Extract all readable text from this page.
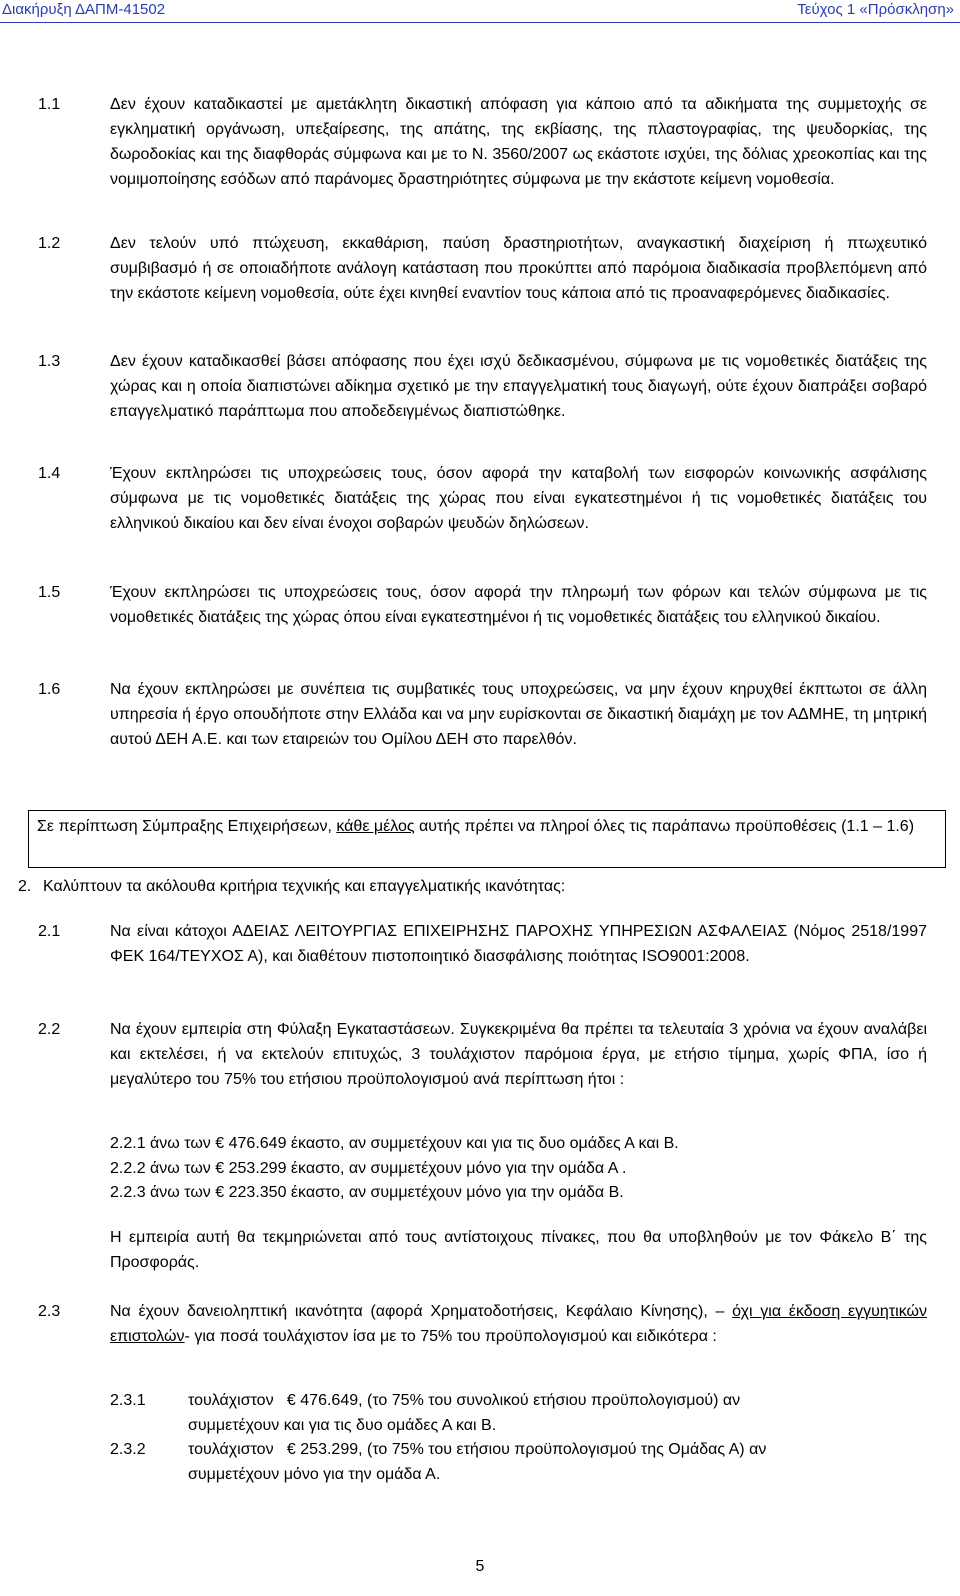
Διακήρυξη ΔΑΠΜ-41502	Τεύχος 1 «Πρόσκληση»
1.1	Δεν έχουν καταδικαστεί με αμετάκλητη δικαστική απόφαση για κάποιο από τα αδικήματα της συμμετοχής σε εγκληματική οργάνωση, υπεξαίρεσης, της απάτης, της εκβίασης, της πλαστογραφίας, της ψευδορκίας, της δωροδοκίας και της διαφθοράς σύμφωνα και με το Ν. 3560/2007 ως εκάστοτε ισχύει, της δόλιας χρεοκοπίας και της νομιμοποίησης εσόδων από παράνομες δραστηριότητες σύμφωνα με την εκάστοτε κείμενη νομοθεσία.
1.2	Δεν τελούν υπό πτώχευση, εκκαθάριση, παύση δραστηριοτήτων, αναγκαστική διαχείριση ή πτωχευτικό συμβιβασμό ή σε οποιαδήποτε ανάλογη κατάσταση που προκύπτει από παρόμοια διαδικασία προβλεπόμενη από την εκάστοτε κείμενη νομοθεσία, ούτε έχει κινηθεί εναντίον τους κάποια από τις προαναφερόμενες διαδικασίες.
1.3	Δεν έχουν καταδικασθεί βάσει απόφασης που έχει ισχύ δεδικασμένου, σύμφωνα με τις νομοθετικές διατάξεις της χώρας και η οποία διαπιστώνει αδίκημα σχετικό με την επαγγελματική τους διαγωγή, ούτε έχουν διαπράξει σοβαρό επαγγελματικό παράπτωμα που αποδεδειγμένως διαπιστώθηκε.
1.4	Έχουν εκπληρώσει τις υποχρεώσεις τους, όσον αφορά την καταβολή των εισφορών κοινωνικής ασφάλισης σύμφωνα με τις νομοθετικές διατάξεις της χώρας που είναι εγκατεστημένοι ή τις νομοθετικές διατάξεις του ελληνικού δικαίου και δεν είναι ένοχοι σοβαρών ψευδών δηλώσεων.
1.5	Έχουν εκπληρώσει τις υποχρεώσεις τους, όσον αφορά την πληρωμή των φόρων και τελών σύμφωνα με τις νομοθετικές διατάξεις της χώρας όπου είναι εγκατεστημένοι ή τις νομοθετικές διατάξεις του ελληνικού δικαίου.
1.6	Να έχουν εκπληρώσει με συνέπεια τις συμβατικές τους υποχρεώσεις, να μην έχουν κηρυχθεί έκπτωτοι σε άλλη υπηρεσία ή έργο οπουδήποτε στην Ελλάδα και να μην ευρίσκονται σε δικαστική διαμάχη με τον ΑΔΜΗΕ, τη μητρική αυτού ΔΕΗ Α.Ε. και των εταιρειών του Ομίλου ΔΕΗ στο παρελθόν.
Σε περίπτωση Σύμπραξης Επιχειρήσεων, κάθε μέλος αυτής πρέπει να πληροί όλες τις παράπανω προϋποθέσεις (1.1 – 1.6)
2. Καλύπτουν τα ακόλουθα κριτήρια τεχνικής και επαγγελματικής ικανότητας:
2.1	Να είναι κάτοχοι ΑΔΕΙΑΣ ΛΕΙΤΟΥΡΓΙΑΣ ΕΠΙΧΕΙΡΗΣΗΣ ΠΑΡΟΧΗΣ ΥΠΗΡΕΣΙΩΝ ΑΣΦΑΛΕΙΑΣ (Νόμος 2518/1997 ΦΕΚ 164/ΤΕΥΧΟΣ Α), και διαθέτουν πιστοποιητικό διασφάλισης ποιότητας ISO9001:2008.
2.2	Να έχουν εμπειρία στη Φύλαξη Εγκαταστάσεων. Συγκεκριμένα θα πρέπει τα τελευταία 3 χρόνια να έχουν αναλάβει και εκτελέσει, ή να εκτελούν επιτυχώς, 3 τουλάχιστον παρόμοια έργα, με ετήσιο τίμημα, χωρίς ΦΠΑ, ίσο ή μεγαλύτερο του 75% του ετήσιου προϋπολογισμού ανά περίπτωση ήτοι :
2.2.1 άνω των € 476.649 έκαστο, αν συμμετέχουν και για τις δυο ομάδες Α και Β.
2.2.2 άνω των € 253.299 έκαστο, αν συμμετέχουν μόνο για την ομάδα Α .
2.2.3 άνω των € 223.350 έκαστο, αν συμμετέχουν μόνο για την ομάδα Β.
Η εμπειρία αυτή θα τεκμηριώνεται από τους αντίστοιχους πίνακες, που θα υποβληθούν με τον Φάκελο Β΄ της Προσφοράς.
2.3	Να έχουν δανειοληπτική ικανότητα (αφορά Χρηματοδοτήσεις, Κεφάλαιο Κίνησης), – όχι για έκδοση εγγυητικών επιστολών- για ποσά τουλάχιστον ίσα με το 75% του προϋπολογισμού και ειδικότερα :
2.3.1	τουλάχιστον € 476.649, (το 75% του συνολικού ετήσιου προϋπολογισμού) αν
συμμετέχουν και για τις δυο ομάδες Α και Β.
2.3.2	τουλάχιστον € 253.299, (το 75% του ετήσιου προϋπολογισμού της Ομάδας Α) αν
συμμετέχουν μόνο για την ομάδα Α.
5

- _Task to carry out_: Without including the pictures, return each record above exactly as it stands.

- _Answer to this problem_:
Extract all readable text from this page.
Διακήρυξη ΔΑΠΜ-41502	Τεύχος 1 «Πρόσκληση»
1.1	Δεν έχουν καταδικαστεί με αμετάκλητη δικαστική απόφαση για κάποιο από τα αδικήματα της συμμετοχής σε εγκληματική οργάνωση, υπεξαίρεσης, της απάτης, της εκβίασης, της πλαστογραφίας, της ψευδορκίας, της δωροδοκίας και της διαφθοράς σύμφωνα και με το Ν. 3560/2007 ως εκάστοτε ισχύει, της δόλιας χρεοκοπίας και της νομιμοποίησης εσόδων από παράνομες δραστηριότητες σύμφωνα με την εκάστοτε κείμενη νομοθεσία.
1.2	Δεν τελούν υπό πτώχευση, εκκαθάριση, παύση δραστηριοτήτων, αναγκαστική διαχείριση ή πτωχευτικό συμβιβασμό ή σε οποιαδήποτε ανάλογη κατάσταση που προκύπτει από παρόμοια διαδικασία προβλεπόμενη από την εκάστοτε κείμενη νομοθεσία, ούτε έχει κινηθεί εναντίον τους κάποια από τις προαναφερόμενες διαδικασίες.
1.3	Δεν έχουν καταδικασθεί βάσει απόφασης που έχει ισχύ δεδικασμένου, σύμφωνα με τις νομοθετικές διατάξεις της χώρας και η οποία διαπιστώνει αδίκημα σχετικό με την επαγγελματική τους διαγωγή, ούτε έχουν διαπράξει σοβαρό επαγγελματικό παράπτωμα που αποδεδειγμένως διαπιστώθηκε.
1.4	Έχουν εκπληρώσει τις υποχρεώσεις τους, όσον αφορά την καταβολή των εισφορών κοινωνικής ασφάλισης σύμφωνα με τις νομοθετικές διατάξεις της χώρας που είναι εγκατεστημένοι ή τις νομοθετικές διατάξεις του ελληνικού δικαίου και δεν είναι ένοχοι σοβαρών ψευδών δηλώσεων.
1.5	Έχουν εκπληρώσει τις υποχρεώσεις τους, όσον αφορά την πληρωμή των φόρων και τελών σύμφωνα με τις νομοθετικές διατάξεις της χώρας όπου είναι εγκατεστημένοι ή τις νομοθετικές διατάξεις του ελληνικού δικαίου.
1.6	Να έχουν εκπληρώσει με συνέπεια τις συμβατικές τους υποχρεώσεις, να μην έχουν κηρυχθεί έκπτωτοι σε άλλη υπηρεσία ή έργο οπουδήποτε στην Ελλάδα και να μην ευρίσκονται σε δικαστική διαμάχη με τον ΑΔΜΗΕ, τη μητρική αυτού ΔΕΗ Α.Ε. και των εταιρειών του Ομίλου ΔΕΗ στο παρελθόν.
Σε περίπτωση Σύμπραξης Επιχειρήσεων, κάθε μέλος αυτής πρέπει να πληροί όλες τις παράπανω προϋποθέσεις (1.1 – 1.6)
2. Καλύπτουν τα ακόλουθα κριτήρια τεχνικής και επαγγελματικής ικανότητας:
2.1	Να είναι κάτοχοι ΑΔΕΙΑΣ ΛΕΙΤΟΥΡΓΙΑΣ ΕΠΙΧΕΙΡΗΣΗΣ ΠΑΡΟΧΗΣ ΥΠΗΡΕΣΙΩΝ ΑΣΦΑΛΕΙΑΣ (Νόμος 2518/1997 ΦΕΚ 164/ΤΕΥΧΟΣ Α), και διαθέτουν πιστοποιητικό διασφάλισης ποιότητας ISO9001:2008.
2.2	Να έχουν εμπειρία στη Φύλαξη Εγκαταστάσεων. Συγκεκριμένα θα πρέπει τα τελευταία 3 χρόνια να έχουν αναλάβει και εκτελέσει, ή να εκτελούν επιτυχώς, 3 τουλάχιστον παρόμοια έργα, με ετήσιο τίμημα, χωρίς ΦΠΑ, ίσο ή μεγαλύτερο του 75% του ετήσιου προϋπολογισμού ανά περίπτωση ήτοι :
2.2.1 άνω των € 476.649 έκαστο, αν συμμετέχουν και για τις δυο ομάδες Α και Β.
2.2.2 άνω των € 253.299 έκαστο, αν συμμετέχουν μόνο για την ομάδα Α .
2.2.3 άνω των € 223.350 έκαστο, αν συμμετέχουν μόνο για την ομάδα Β.
Η εμπειρία αυτή θα τεκμηριώνεται από τους αντίστοιχους πίνακες, που θα υποβληθούν με τον Φάκελο Β΄ της Προσφοράς.
2.3	Να έχουν δανειοληπτική ικανότητα (αφορά Χρηματοδοτήσεις, Κεφάλαιο Κίνησης), – όχι για έκδοση εγγυητικών επιστολών- για ποσά τουλάχιστον ίσα με το 75% του προϋπολογισμού και ειδικότερα :
2.3.1	τουλάχιστον € 476.649, (το 75% του συνολικού ετήσιου προϋπολογισμού) αν
συμμετέχουν και για τις δυο ομάδες Α και Β.
2.3.2	τουλάχιστον € 253.299, (το 75% του ετήσιου προϋπολογισμού της Ομάδας Α) αν
συμμετέχουν μόνο για την ομάδα Α.
5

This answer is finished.